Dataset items
"""

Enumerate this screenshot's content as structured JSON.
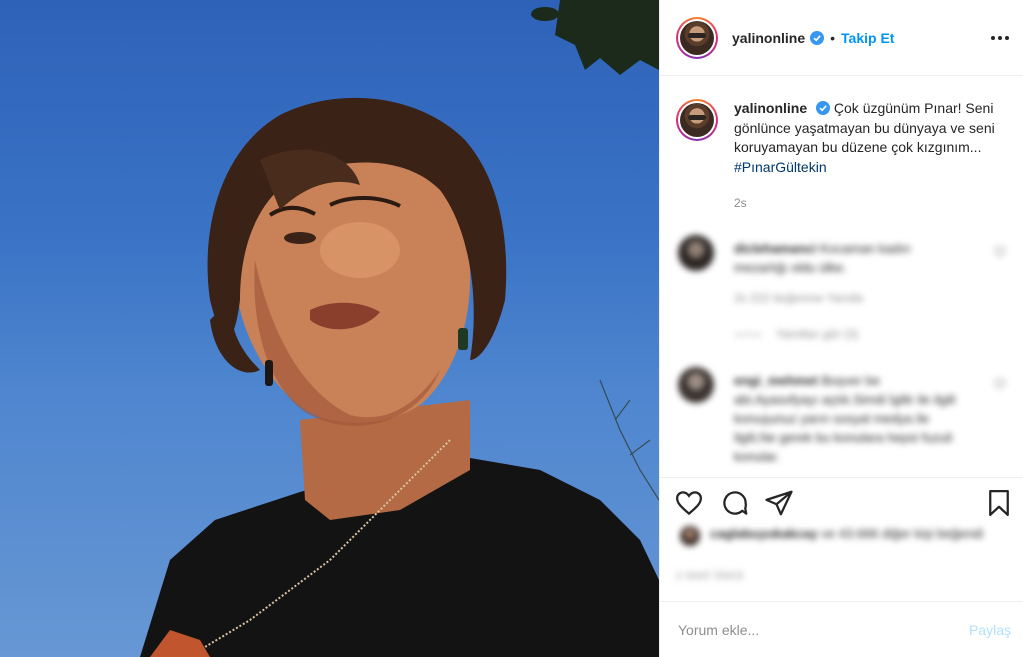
{
  "post": {
    "username": "yalinonline",
    "dot": "•",
    "follow_label": "Takip Et",
    "more_label": "•••"
  },
  "caption": {
    "username": "yalinonline",
    "text": "Çok üzgünüm Pınar! Seni gönlünce yaşatmayan bu dünyaya ve seni koruyamayan bu düzene çok kızgınım...",
    "hashtag": "#PınarGültekin",
    "time": "2s"
  },
  "comments": [
    {
      "username": "diclehamanci",
      "text": "Kocaman kadın mezarlığı oldu ülke.",
      "meta": "2s   222 beğenme   Yanıtla",
      "replies": "Yanıtları gör (3)"
    },
    {
      "username": "engi_mehmet",
      "text": "Boşver be abi.Ayasofyayı açtık.Simdi İgiltr ile ilgili konuşunuz yarın sosyal medya ile ilgili,Ne gerek bu konulara hepsi fuzuli konular."
    }
  ],
  "likes": {
    "user": "caglabuyukakcay",
    "text": "ve 43.666 diğer kişi beğendi"
  },
  "date": "2 SAAT ÖNCE",
  "comment_box": {
    "placeholder": "Yorum ekle...",
    "post_label": "Paylaş"
  },
  "icons": {
    "verified": "verified-badge-icon",
    "like": "heart-icon",
    "comment": "comment-icon",
    "share": "share-icon",
    "save": "bookmark-icon",
    "more": "more-dots-icon"
  },
  "colors": {
    "accent": "#0095f6",
    "hashtag": "#00376b",
    "muted": "#8e8e8e",
    "sky": "#3a73c6"
  }
}
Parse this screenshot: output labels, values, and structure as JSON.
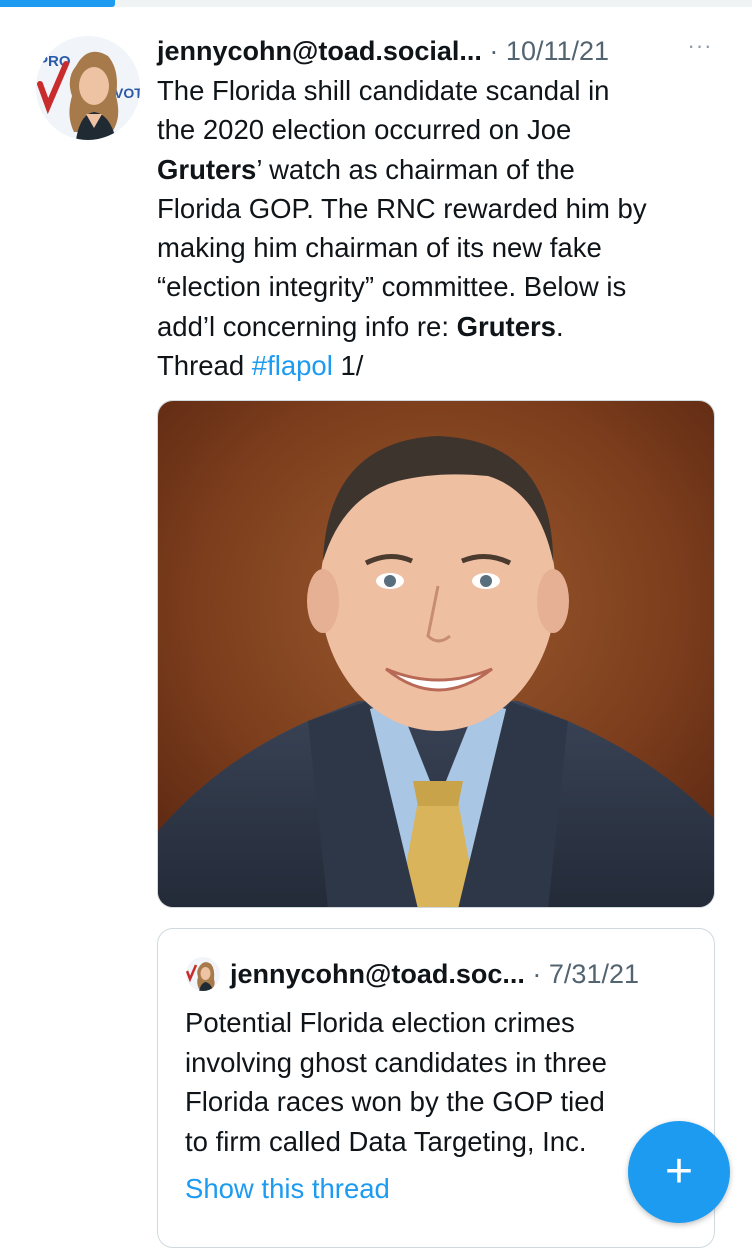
{
  "tweet": {
    "handle": "jennycohn@toad.social...",
    "separator": "·",
    "date": "10/11/21",
    "more_label": "···",
    "text_lines": [
      [
        {
          "t": "The Florida shill candidate scandal in"
        }
      ],
      [
        {
          "t": "the 2020 election occurred on Joe"
        }
      ],
      [
        {
          "t": "Gruters",
          "bold": true
        },
        {
          "t": "’ watch as chairman of the"
        }
      ],
      [
        {
          "t": "Florida GOP. The RNC rewarded him by"
        }
      ],
      [
        {
          "t": "making him chairman of its new fake"
        }
      ],
      [
        {
          "t": "“election integrity” committee. Below is"
        }
      ],
      [
        {
          "t": "add’l concerning info re: "
        },
        {
          "t": "Gruters",
          "bold": true
        },
        {
          "t": "."
        }
      ],
      [
        {
          "t": "Thread "
        },
        {
          "t": "#flapol",
          "link": true
        },
        {
          "t": " 1/"
        }
      ]
    ],
    "avatar_badge_text": "PRO",
    "avatar_badge_text_2": "VOTE"
  },
  "quote": {
    "handle": "jennycohn@toad.soc...",
    "separator": "·",
    "date": "7/31/21",
    "text_lines": [
      "Potential Florida election crimes",
      "involving ghost candidates in three",
      "Florida races won by the GOP tied",
      "to firm called Data Targeting, Inc."
    ],
    "show_thread_label": "Show this thread"
  },
  "fab": {
    "label": "+"
  },
  "colors": {
    "accent": "#1d9bf0",
    "text": "#0f1419",
    "secondary": "#536471",
    "border": "#cfd9de"
  },
  "icons": {
    "more": "more-horizontal-icon",
    "compose": "plus-icon"
  }
}
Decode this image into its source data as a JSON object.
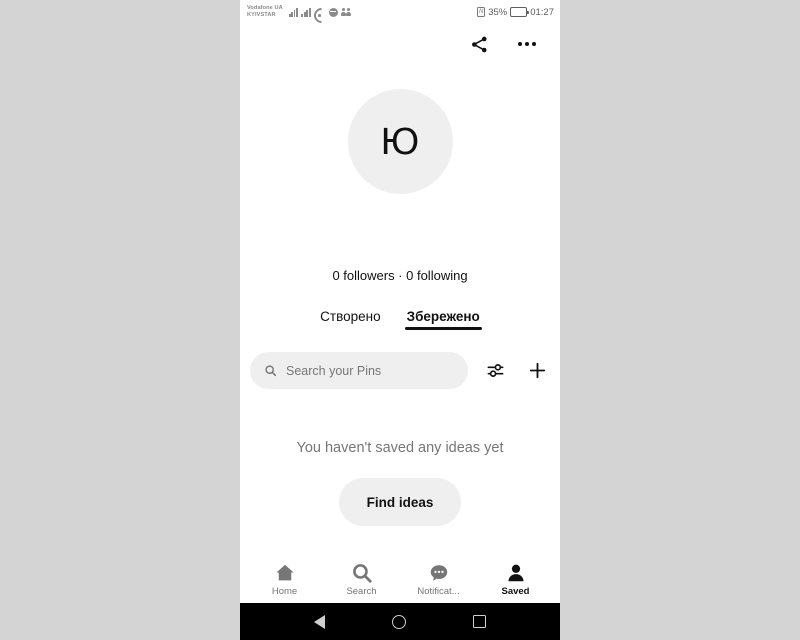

"""

TO DO
Show all lines from the data above in which the word "jennycohn" appears.

ANSWER FOR THE TASK
    "handle": "jennycohn@toad.social...",
    "handle": "jennycohn@toad.soc...",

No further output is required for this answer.